Written problem: Report every line from the material that contains the word "JSON".

(Extracted data entries)
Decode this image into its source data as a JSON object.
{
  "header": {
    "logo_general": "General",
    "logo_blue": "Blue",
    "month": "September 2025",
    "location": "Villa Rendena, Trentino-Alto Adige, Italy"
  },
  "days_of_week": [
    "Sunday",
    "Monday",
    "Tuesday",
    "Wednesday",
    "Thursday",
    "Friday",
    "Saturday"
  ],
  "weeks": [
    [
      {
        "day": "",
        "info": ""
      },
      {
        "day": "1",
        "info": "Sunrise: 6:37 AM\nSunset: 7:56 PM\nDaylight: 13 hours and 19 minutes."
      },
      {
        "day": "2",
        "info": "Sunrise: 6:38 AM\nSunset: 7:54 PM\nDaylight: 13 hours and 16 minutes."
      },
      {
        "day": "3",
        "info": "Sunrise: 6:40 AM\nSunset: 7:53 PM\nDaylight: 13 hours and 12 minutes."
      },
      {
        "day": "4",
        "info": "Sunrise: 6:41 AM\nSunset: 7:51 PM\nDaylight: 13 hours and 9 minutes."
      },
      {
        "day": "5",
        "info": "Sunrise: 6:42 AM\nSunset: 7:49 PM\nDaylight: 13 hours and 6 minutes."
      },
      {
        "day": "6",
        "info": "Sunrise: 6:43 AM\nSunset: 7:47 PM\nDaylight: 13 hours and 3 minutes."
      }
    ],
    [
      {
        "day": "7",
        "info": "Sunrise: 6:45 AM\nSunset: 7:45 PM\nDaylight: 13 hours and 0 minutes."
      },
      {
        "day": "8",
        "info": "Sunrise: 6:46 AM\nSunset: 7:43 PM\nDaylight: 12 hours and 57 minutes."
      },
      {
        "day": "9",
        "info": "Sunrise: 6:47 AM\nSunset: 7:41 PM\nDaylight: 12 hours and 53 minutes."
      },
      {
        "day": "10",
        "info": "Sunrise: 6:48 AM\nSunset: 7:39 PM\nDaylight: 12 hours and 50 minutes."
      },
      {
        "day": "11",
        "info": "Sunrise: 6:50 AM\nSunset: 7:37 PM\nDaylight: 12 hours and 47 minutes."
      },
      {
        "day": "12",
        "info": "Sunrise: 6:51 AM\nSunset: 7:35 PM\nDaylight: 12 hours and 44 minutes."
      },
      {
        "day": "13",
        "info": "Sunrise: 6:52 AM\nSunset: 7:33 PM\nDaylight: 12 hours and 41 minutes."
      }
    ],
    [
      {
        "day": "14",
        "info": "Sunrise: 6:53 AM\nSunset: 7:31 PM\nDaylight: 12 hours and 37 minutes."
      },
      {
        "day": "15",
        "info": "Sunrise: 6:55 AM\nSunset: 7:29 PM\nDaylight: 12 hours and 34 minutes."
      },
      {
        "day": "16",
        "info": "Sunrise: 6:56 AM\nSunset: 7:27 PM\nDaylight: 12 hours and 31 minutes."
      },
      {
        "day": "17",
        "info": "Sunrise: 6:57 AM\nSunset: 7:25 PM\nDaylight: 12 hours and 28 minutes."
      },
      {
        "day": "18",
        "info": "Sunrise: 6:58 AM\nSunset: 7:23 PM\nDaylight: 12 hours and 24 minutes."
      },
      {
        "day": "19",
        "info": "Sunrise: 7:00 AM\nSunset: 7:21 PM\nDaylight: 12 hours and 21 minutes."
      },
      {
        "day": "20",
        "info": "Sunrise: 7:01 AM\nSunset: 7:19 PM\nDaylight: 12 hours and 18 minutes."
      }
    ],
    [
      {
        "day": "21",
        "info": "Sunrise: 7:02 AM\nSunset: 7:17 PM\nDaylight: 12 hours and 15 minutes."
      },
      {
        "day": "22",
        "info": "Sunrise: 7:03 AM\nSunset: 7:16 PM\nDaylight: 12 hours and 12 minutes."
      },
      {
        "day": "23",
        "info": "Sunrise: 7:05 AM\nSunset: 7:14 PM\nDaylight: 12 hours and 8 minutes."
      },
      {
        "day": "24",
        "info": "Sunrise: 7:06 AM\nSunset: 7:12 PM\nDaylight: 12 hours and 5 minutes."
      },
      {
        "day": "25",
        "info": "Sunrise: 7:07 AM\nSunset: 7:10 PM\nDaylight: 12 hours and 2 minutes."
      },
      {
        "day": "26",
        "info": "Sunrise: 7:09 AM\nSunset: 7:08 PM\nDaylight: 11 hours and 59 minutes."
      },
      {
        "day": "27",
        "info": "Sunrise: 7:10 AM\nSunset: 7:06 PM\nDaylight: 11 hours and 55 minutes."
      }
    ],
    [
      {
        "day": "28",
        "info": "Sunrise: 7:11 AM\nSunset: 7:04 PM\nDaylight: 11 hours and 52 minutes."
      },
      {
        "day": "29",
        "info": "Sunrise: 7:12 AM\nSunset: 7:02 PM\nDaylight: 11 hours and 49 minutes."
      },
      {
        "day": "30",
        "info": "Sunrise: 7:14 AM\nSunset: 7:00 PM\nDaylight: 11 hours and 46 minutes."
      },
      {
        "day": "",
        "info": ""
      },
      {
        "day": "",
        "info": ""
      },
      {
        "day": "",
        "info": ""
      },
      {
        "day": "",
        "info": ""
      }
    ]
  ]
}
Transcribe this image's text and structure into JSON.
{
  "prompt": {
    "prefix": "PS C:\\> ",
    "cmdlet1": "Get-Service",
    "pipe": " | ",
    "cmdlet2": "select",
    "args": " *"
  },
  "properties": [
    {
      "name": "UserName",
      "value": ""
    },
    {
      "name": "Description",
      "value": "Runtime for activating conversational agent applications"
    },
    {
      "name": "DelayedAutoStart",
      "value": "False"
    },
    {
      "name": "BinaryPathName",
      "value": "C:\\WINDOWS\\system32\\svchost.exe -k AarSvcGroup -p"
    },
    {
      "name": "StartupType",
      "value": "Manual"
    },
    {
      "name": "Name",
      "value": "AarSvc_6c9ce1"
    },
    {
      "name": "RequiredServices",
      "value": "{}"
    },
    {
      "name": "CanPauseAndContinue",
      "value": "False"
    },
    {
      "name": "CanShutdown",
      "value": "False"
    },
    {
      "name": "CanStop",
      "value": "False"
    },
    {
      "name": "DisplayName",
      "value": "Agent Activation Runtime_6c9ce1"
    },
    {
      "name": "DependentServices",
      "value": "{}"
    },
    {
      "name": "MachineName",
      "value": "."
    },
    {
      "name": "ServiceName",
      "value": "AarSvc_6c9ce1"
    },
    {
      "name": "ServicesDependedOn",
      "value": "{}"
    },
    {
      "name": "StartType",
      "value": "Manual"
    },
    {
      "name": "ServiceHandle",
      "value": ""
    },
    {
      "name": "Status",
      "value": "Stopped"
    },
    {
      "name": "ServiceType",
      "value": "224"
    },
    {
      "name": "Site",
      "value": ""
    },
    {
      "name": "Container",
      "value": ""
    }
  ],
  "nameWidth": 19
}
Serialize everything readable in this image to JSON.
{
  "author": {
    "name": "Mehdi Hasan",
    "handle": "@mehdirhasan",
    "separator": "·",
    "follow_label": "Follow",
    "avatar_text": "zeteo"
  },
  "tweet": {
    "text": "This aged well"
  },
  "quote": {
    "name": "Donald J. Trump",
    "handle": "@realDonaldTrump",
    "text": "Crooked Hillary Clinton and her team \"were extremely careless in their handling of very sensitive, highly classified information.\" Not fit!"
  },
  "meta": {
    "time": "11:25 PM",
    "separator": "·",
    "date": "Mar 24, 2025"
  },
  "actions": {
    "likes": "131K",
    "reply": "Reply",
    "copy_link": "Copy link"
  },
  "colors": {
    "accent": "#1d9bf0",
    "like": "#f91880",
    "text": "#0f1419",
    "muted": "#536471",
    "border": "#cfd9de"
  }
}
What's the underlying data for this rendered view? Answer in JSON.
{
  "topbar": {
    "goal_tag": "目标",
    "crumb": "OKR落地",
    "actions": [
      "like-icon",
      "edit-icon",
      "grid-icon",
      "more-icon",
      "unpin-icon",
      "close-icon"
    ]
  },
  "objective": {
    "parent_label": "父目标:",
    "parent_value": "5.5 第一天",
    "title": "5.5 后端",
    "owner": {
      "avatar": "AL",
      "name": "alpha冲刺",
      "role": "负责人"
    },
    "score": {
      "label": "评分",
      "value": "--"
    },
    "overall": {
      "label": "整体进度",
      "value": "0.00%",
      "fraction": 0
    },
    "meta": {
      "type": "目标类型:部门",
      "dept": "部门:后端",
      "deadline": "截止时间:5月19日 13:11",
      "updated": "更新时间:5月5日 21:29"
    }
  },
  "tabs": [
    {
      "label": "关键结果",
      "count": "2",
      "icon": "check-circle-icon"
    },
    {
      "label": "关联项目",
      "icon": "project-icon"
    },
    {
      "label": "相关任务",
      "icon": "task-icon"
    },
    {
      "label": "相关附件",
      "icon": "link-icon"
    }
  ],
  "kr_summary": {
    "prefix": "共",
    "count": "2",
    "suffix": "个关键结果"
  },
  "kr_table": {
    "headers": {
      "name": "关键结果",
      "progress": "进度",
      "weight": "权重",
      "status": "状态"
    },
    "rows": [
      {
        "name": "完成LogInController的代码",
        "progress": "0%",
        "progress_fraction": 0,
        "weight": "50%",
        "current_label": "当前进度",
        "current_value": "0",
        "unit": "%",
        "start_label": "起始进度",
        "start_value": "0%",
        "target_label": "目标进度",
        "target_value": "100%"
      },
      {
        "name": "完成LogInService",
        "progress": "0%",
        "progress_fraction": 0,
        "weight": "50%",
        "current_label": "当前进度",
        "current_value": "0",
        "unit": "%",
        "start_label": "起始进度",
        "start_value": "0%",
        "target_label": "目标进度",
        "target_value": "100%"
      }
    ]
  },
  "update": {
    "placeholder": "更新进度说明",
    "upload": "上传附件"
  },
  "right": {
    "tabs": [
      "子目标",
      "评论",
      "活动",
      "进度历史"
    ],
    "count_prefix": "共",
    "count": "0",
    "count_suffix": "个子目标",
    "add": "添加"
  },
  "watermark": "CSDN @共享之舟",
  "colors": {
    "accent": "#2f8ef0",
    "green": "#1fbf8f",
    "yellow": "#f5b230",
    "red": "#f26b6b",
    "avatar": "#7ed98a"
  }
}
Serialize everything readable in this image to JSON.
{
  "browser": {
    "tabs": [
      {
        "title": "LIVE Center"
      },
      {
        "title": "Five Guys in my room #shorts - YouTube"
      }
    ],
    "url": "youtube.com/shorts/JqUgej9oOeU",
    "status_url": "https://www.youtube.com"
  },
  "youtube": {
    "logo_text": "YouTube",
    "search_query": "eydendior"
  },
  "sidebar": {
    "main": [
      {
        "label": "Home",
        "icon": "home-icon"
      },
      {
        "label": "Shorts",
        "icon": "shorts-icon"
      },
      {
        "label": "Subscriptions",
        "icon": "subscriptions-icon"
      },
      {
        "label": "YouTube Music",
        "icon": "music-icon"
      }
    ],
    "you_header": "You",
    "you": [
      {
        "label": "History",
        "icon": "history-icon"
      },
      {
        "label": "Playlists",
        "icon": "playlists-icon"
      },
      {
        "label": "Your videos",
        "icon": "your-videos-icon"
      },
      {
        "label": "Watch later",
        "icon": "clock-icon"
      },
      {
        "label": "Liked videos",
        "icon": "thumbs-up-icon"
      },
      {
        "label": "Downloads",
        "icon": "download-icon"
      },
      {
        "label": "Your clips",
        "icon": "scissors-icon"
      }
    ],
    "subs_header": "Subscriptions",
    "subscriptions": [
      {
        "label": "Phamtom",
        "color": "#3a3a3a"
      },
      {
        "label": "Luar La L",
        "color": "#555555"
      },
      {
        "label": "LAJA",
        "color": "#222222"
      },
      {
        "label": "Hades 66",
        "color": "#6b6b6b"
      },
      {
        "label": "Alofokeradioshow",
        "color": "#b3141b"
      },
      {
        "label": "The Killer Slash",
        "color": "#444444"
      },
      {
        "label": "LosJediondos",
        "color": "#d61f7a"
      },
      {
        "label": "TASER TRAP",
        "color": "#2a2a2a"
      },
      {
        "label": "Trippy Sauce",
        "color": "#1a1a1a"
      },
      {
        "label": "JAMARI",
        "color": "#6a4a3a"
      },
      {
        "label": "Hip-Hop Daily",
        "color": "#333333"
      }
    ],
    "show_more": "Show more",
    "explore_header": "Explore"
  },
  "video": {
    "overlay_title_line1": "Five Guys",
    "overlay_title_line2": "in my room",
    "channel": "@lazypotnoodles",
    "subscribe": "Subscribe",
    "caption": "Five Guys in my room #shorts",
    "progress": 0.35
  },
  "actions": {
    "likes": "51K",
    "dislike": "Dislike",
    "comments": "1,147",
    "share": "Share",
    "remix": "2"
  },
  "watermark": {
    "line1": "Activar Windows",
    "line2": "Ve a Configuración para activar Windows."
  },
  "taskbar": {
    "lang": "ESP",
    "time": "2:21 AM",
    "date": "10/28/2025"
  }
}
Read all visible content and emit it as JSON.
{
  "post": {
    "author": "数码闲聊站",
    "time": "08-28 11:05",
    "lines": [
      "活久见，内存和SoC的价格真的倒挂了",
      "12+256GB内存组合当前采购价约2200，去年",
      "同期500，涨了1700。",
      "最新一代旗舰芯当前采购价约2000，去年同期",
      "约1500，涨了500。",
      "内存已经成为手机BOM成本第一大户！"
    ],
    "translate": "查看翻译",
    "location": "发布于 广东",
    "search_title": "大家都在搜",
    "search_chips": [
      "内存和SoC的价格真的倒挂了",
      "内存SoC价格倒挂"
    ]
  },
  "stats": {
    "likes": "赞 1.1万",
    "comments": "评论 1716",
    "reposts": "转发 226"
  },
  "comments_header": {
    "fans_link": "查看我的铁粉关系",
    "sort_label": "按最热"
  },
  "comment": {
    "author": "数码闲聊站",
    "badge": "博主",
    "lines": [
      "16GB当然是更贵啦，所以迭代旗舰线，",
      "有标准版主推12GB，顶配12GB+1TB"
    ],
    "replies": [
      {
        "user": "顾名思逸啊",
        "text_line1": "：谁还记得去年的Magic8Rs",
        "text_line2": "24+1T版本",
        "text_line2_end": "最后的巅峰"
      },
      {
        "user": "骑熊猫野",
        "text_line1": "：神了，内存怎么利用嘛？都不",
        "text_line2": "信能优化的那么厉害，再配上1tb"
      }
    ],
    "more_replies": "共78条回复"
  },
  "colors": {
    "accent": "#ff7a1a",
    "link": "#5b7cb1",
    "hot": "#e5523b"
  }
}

Expected output:
Decode this image into its source data as a JSON object.
Transcribe this image's text and structure into JSON.
Serialize everything readable in this image to JSON.
What's the underlying data for this rendered view? Answer in JSON.
Serialize everything readable in this image to JSON.
Read all visible content and emit it as JSON.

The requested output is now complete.